DO THIS:
Return the count of lines that mention "seed", with no other words.

Start

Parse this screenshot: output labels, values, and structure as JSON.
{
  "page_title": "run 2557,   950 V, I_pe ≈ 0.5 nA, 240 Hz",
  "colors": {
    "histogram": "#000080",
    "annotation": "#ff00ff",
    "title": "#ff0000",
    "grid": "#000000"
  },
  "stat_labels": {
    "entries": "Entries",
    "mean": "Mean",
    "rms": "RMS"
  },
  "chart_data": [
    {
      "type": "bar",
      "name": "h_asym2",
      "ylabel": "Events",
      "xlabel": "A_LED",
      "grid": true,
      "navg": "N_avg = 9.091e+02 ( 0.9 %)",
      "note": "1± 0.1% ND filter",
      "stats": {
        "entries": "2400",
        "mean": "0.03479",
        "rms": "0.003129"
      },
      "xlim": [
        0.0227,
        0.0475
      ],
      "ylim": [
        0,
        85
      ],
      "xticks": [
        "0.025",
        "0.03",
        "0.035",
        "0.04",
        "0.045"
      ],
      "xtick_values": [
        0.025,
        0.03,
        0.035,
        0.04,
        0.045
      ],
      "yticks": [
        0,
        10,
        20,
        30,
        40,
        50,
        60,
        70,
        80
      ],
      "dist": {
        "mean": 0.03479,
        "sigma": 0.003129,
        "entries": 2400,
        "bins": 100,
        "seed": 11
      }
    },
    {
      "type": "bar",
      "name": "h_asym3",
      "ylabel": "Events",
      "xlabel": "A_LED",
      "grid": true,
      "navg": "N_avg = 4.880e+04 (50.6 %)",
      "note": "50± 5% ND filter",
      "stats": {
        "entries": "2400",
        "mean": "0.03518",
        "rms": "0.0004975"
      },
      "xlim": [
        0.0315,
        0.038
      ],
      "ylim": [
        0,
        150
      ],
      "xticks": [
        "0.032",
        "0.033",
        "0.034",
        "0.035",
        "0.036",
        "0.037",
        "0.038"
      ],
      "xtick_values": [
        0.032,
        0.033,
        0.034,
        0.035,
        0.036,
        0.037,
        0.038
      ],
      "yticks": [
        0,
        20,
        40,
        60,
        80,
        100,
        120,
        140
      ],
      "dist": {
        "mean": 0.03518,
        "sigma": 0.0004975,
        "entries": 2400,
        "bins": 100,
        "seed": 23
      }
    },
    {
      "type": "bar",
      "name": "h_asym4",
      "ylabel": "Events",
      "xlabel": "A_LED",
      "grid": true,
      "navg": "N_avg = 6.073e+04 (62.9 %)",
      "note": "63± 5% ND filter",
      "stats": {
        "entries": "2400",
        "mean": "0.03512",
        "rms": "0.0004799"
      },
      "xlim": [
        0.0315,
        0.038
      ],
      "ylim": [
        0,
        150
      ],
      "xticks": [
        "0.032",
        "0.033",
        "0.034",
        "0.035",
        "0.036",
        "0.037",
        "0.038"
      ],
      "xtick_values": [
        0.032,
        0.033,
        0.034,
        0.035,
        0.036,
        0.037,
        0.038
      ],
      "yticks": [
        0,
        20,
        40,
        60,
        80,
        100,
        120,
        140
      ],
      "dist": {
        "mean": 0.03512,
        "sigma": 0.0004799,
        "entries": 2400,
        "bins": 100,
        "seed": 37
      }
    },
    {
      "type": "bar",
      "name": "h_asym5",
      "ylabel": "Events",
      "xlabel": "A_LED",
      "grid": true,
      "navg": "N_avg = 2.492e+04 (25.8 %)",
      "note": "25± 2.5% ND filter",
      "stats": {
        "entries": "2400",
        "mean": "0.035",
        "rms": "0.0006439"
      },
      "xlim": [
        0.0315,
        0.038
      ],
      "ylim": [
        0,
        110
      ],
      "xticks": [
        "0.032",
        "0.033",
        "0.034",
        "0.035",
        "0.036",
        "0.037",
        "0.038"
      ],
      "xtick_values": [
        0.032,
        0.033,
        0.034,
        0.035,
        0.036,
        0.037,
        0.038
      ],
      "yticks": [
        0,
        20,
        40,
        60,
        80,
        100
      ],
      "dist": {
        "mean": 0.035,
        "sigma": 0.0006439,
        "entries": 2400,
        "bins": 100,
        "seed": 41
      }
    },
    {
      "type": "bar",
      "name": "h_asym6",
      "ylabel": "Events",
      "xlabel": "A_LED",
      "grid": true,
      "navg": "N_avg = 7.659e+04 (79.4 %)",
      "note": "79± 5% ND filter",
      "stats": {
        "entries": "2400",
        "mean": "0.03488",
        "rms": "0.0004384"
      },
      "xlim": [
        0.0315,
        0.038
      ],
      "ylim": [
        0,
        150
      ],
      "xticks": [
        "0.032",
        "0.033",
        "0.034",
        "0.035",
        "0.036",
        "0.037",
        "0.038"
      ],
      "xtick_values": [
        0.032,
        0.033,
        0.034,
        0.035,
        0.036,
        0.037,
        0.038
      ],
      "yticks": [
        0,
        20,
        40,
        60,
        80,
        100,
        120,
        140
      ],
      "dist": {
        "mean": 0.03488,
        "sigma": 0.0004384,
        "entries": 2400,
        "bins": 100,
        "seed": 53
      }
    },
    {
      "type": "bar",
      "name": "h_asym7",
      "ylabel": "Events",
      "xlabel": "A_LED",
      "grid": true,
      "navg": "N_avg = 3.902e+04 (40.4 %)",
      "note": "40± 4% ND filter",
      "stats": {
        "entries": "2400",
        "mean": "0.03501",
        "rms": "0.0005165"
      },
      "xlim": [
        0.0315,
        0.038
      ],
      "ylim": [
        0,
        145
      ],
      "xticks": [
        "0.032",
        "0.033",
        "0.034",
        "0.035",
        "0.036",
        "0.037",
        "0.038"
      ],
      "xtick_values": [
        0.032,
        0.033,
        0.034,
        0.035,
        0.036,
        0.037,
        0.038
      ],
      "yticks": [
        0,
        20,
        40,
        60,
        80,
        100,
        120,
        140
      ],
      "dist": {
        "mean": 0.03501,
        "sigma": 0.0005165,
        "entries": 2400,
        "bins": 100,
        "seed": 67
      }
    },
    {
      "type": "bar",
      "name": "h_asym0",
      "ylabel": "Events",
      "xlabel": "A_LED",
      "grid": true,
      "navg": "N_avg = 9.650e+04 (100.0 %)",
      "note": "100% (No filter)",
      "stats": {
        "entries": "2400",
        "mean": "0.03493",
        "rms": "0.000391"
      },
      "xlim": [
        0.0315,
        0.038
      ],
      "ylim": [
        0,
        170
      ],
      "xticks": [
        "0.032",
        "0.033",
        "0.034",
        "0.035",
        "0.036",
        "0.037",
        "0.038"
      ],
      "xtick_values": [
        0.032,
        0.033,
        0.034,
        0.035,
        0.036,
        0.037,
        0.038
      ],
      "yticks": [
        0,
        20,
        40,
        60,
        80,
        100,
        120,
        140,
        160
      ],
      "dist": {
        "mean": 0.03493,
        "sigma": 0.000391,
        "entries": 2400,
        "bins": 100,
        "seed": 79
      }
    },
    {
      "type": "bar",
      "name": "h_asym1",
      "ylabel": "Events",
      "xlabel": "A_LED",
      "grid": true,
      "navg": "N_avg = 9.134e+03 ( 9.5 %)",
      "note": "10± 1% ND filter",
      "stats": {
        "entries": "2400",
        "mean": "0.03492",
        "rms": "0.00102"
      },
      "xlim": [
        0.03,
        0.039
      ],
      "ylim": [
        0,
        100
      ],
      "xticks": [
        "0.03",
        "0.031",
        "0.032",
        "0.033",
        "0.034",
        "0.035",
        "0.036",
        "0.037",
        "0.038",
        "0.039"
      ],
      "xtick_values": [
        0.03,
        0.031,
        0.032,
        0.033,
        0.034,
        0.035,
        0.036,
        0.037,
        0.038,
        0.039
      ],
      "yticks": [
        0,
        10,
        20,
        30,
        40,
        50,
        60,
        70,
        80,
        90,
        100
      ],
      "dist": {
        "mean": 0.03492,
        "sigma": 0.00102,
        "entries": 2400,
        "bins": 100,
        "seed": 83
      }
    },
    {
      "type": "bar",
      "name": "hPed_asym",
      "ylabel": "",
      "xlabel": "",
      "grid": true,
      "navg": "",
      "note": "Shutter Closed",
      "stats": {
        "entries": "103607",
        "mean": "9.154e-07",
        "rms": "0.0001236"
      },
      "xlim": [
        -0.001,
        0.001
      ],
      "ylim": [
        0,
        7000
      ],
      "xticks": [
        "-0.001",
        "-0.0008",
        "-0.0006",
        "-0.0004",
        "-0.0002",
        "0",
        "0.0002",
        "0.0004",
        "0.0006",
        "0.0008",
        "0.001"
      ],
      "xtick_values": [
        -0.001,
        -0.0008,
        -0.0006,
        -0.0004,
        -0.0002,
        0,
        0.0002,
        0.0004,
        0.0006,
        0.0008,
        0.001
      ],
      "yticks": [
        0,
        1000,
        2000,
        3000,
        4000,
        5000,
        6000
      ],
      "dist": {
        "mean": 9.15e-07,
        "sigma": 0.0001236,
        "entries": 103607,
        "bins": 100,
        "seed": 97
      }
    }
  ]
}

End

FINISHED ANSWER:
9